## WORK TO COMPLETE:
Exactly repeat the material, dropping every picture from the copy.

-- DATA TO USE start --

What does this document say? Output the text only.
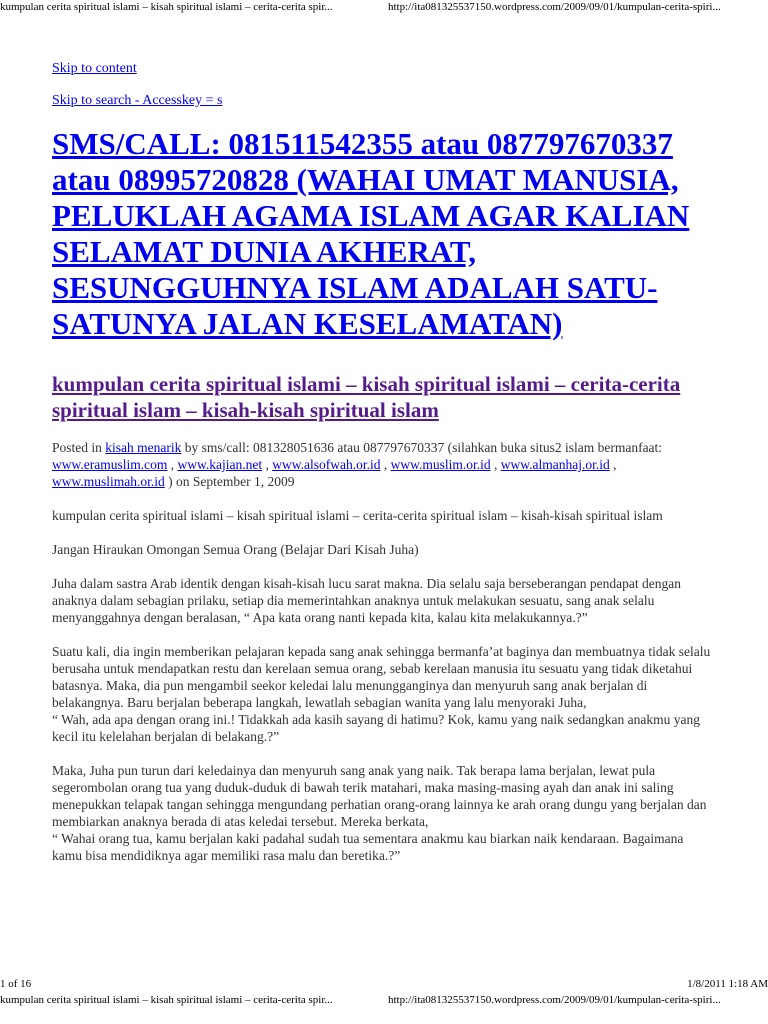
kumpulan cerita spiritual islami – kisah spiritual islami – cerita-cerita spir...	http://ita081325537150.wordpress.com/2009/09/01/kumpulan-cerita-spiri...
Skip to content
Skip to search - Accesskey = s
SMS/CALL: 081511542355 atau 087797670337 atau 08995720828 (WAHAI UMAT MANUSIA, PELUKLAH AGAMA ISLAM AGAR KALIAN SELAMAT DUNIA AKHERAT, SESUNGGUHNYA ISLAM ADALAH SATU-SATUNYA JALAN KESELAMATAN)
kumpulan cerita spiritual islami – kisah spiritual islami – cerita-cerita spiritual islam – kisah-kisah spiritual islam
Posted in kisah menarik by sms/call: 081328051636 atau 087797670337 (silahkan buka situs2 islam bermanfaat: www.eramuslim.com , www.kajian.net , www.alsofwah.or.id , www.muslim.or.id , www.almanhaj.or.id , www.muslimah.or.id ) on September 1, 2009

kumpulan cerita spiritual islami – kisah spiritual islami – cerita-cerita spiritual islam – kisah-kisah spiritual islam

Jangan Hiraukan Omongan Semua Orang (Belajar Dari Kisah Juha)

Juha dalam sastra Arab identik dengan kisah-kisah lucu sarat makna. Dia selalu saja berseberangan pendapat dengan anaknya dalam sebagian prilaku, setiap dia memerintahkan anaknya untuk melakukan sesuatu, sang anak selalu menyanggahnya dengan beralasan, “ Apa kata orang nanti kepada kita, kalau kita melakukannya.?”

Suatu kali, dia ingin memberikan pelajaran kepada sang anak sehingga bermanfa’at baginya dan membuatnya tidak selalu berusaha untuk mendapatkan restu dan kerelaan semua orang, sebab kerelaan manusia itu sesuatu yang tidak diketahui batasnya. Maka, dia pun mengambil seekor keledai lalu menungganginya dan menyuruh sang anak berjalan di belakangnya. Baru berjalan beberapa langkah, lewatlah sebagian wanita yang lalu menyoraki Juha,

“ Wah, ada apa dengan orang ini.! Tidakkah ada kasih sayang di hatimu? Kok, kamu yang naik sedangkan anakmu yang kecil itu kelelahan berjalan di belakang.?”

Maka, Juha pun turun dari keledainya dan menyuruh sang anak yang naik. Tak berapa lama berjalan, lewat pula segerombolan orang tua yang duduk-duduk di bawah terik matahari, maka masing-masing ayah dan anak ini saling menepukkan telapak tangan sehingga mengundang perhatian orang-orang lainnya ke arah orang dungu yang berjalan dan membiarkan anaknya berada di atas keledai tersebut. Mereka berkata,

“ Wahai orang tua, kamu berjalan kaki padahal sudah tua sementara anakmu kau biarkan naik kendaraan. Bagaimana kamu bisa mendidiknya agar memiliki rasa malu dan beretika.?”

1 of 16	1/8/2011 1:18 AM
kumpulan cerita spiritual islami – kisah spiritual islami – cerita-cerita spir...	http://ita081325537150.wordpress.com/2009/09/01/kumpulan-cerita-spiri...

-- DATA TO USE end --

## THE REPLY:
What does this document say? Output the text only.
kumpulan cerita spiritual islami – kisah spiritual islami – cerita-cerita spir...	http://ita081325537150.wordpress.com/2009/09/01/kumpulan-cerita-spiri...
Skip to content
Skip to search - Accesskey = s
SMS/CALL: 081511542355 atau 087797670337 atau 08995720828 (WAHAI UMAT MANUSIA, PELUKLAH AGAMA ISLAM AGAR KALIAN SELAMAT DUNIA AKHERAT, SESUNGGUHNYA ISLAM ADALAH SATU-SATUNYA JALAN KESELAMATAN)
kumpulan cerita spiritual islami – kisah spiritual islami – cerita-cerita spiritual islam – kisah-kisah spiritual islam
Posted in kisah menarik by sms/call: 081328051636 atau 087797670337 (silahkan buka situs2 islam bermanfaat: www.eramuslim.com , www.kajian.net , www.alsofwah.or.id , www.muslim.or.id , www.almanhaj.or.id , www.muslimah.or.id ) on September 1, 2009

kumpulan cerita spiritual islami – kisah spiritual islami – cerita-cerita spiritual islam – kisah-kisah spiritual islam

Jangan Hiraukan Omongan Semua Orang (Belajar Dari Kisah Juha)

Juha dalam sastra Arab identik dengan kisah-kisah lucu sarat makna. Dia selalu saja berseberangan pendapat dengan anaknya dalam sebagian prilaku, setiap dia memerintahkan anaknya untuk melakukan sesuatu, sang anak selalu menyanggahnya dengan beralasan, “ Apa kata orang nanti kepada kita, kalau kita melakukannya.?”

Suatu kali, dia ingin memberikan pelajaran kepada sang anak sehingga bermanfa’at baginya dan membuatnya tidak selalu berusaha untuk mendapatkan restu dan kerelaan semua orang, sebab kerelaan manusia itu sesuatu yang tidak diketahui batasnya. Maka, dia pun mengambil seekor keledai lalu menungganginya dan menyuruh sang anak berjalan di belakangnya. Baru berjalan beberapa langkah, lewatlah sebagian wanita yang lalu menyoraki Juha,

“ Wah, ada apa dengan orang ini.! Tidakkah ada kasih sayang di hatimu? Kok, kamu yang naik sedangkan anakmu yang kecil itu kelelahan berjalan di belakang.?”

Maka, Juha pun turun dari keledainya dan menyuruh sang anak yang naik. Tak berapa lama berjalan, lewat pula segerombolan orang tua yang duduk-duduk di bawah terik matahari, maka masing-masing ayah dan anak ini saling menepukkan telapak tangan sehingga mengundang perhatian orang-orang lainnya ke arah orang dungu yang berjalan dan membiarkan anaknya berada di atas keledai tersebut. Mereka berkata,

“ Wahai orang tua, kamu berjalan kaki padahal sudah tua sementara anakmu kau biarkan naik kendaraan. Bagaimana kamu bisa mendidiknya agar memiliki rasa malu dan beretika.?”

1 of 16	1/8/2011 1:18 AM
kumpulan cerita spiritual islami – kisah spiritual islami – cerita-cerita spir...	http://ita081325537150.wordpress.com/2009/09/01/kumpulan-cerita-spiri...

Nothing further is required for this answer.